▶ **DATASET RECORDS**:
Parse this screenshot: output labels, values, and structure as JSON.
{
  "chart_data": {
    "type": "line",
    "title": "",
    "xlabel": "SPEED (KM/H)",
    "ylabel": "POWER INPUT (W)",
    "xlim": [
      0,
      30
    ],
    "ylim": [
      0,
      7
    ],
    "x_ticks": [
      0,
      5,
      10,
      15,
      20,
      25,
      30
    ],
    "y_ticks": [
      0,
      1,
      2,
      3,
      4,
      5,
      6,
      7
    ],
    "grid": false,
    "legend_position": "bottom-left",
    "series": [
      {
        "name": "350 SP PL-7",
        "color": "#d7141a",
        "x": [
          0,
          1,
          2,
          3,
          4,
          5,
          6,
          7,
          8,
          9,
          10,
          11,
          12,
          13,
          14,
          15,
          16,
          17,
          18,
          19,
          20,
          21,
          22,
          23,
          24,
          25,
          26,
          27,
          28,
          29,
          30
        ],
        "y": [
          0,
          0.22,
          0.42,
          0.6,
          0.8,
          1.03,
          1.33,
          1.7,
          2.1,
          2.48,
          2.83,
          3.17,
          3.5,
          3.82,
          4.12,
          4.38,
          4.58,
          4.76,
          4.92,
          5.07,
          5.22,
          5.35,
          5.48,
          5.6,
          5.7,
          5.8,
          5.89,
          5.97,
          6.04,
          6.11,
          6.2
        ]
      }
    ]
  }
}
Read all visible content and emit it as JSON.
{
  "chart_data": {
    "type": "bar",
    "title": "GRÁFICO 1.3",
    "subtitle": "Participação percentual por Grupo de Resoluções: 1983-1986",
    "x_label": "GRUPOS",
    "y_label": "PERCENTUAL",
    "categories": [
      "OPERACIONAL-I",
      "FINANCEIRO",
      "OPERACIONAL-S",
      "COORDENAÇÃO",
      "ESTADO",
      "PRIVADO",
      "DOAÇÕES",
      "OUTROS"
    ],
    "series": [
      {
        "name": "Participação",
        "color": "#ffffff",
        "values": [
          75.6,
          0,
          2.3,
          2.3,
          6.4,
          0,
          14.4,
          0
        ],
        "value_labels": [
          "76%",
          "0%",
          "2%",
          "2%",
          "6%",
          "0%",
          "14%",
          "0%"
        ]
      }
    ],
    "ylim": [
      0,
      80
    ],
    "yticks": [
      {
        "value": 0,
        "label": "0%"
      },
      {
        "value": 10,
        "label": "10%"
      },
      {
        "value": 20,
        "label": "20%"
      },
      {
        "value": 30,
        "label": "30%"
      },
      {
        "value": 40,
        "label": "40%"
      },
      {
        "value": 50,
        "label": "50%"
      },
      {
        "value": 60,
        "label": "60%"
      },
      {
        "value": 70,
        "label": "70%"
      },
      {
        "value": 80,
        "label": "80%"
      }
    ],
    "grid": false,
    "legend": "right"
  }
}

▶ **REQUIRED TASK**: Retype the data in full and match it exactly.

▶ **OUTPUT OF THE EXERCISE**:
Parse this screenshot: output labels, values, and structure as JSON.
{
  "chart_data": {
    "type": "line",
    "title": "",
    "xlabel": "SPEED (KM/H)",
    "ylabel": "POWER INPUT (W)",
    "xlim": [
      0,
      30
    ],
    "ylim": [
      0,
      7
    ],
    "x_ticks": [
      0,
      5,
      10,
      15,
      20,
      25,
      30
    ],
    "y_ticks": [
      0,
      1,
      2,
      3,
      4,
      5,
      6,
      7
    ],
    "grid": false,
    "legend_position": "bottom-left",
    "series": [
      {
        "name": "350 SP PL-7",
        "color": "#d7141a",
        "x": [
          0,
          1,
          2,
          3,
          4,
          5,
          6,
          7,
          8,
          9,
          10,
          11,
          12,
          13,
          14,
          15,
          16,
          17,
          18,
          19,
          20,
          21,
          22,
          23,
          24,
          25,
          26,
          27,
          28,
          29,
          30
        ],
        "y": [
          0,
          0.22,
          0.42,
          0.6,
          0.8,
          1.03,
          1.33,
          1.7,
          2.1,
          2.48,
          2.83,
          3.17,
          3.5,
          3.82,
          4.12,
          4.38,
          4.58,
          4.76,
          4.92,
          5.07,
          5.22,
          5.35,
          5.48,
          5.6,
          5.7,
          5.8,
          5.89,
          5.97,
          6.04,
          6.11,
          6.2
        ]
      }
    ]
  }
}
Read all visible content and emit it as JSON.
{
  "chart_data": {
    "type": "bar",
    "title": "GRÁFICO 1.3",
    "subtitle": "Participação percentual por Grupo de Resoluções: 1983-1986",
    "x_label": "GRUPOS",
    "y_label": "PERCENTUAL",
    "categories": [
      "OPERACIONAL-I",
      "FINANCEIRO",
      "OPERACIONAL-S",
      "COORDENAÇÃO",
      "ESTADO",
      "PRIVADO",
      "DOAÇÕES",
      "OUTROS"
    ],
    "series": [
      {
        "name": "Participação",
        "color": "#ffffff",
        "values": [
          75.6,
          0,
          2.3,
          2.3,
          6.4,
          0,
          14.4,
          0
        ],
        "value_labels": [
          "76%",
          "0%",
          "2%",
          "2%",
          "6%",
          "0%",
          "14%",
          "0%"
        ]
      }
    ],
    "ylim": [
      0,
      80
    ],
    "yticks": [
      {
        "value": 0,
        "label": "0%"
      },
      {
        "value": 10,
        "label": "10%"
      },
      {
        "value": 20,
        "label": "20%"
      },
      {
        "value": 30,
        "label": "30%"
      },
      {
        "value": 40,
        "label": "40%"
      },
      {
        "value": 50,
        "label": "50%"
      },
      {
        "value": 60,
        "label": "60%"
      },
      {
        "value": 70,
        "label": "70%"
      },
      {
        "value": 80,
        "label": "80%"
      }
    ],
    "grid": false,
    "legend": "right"
  }
}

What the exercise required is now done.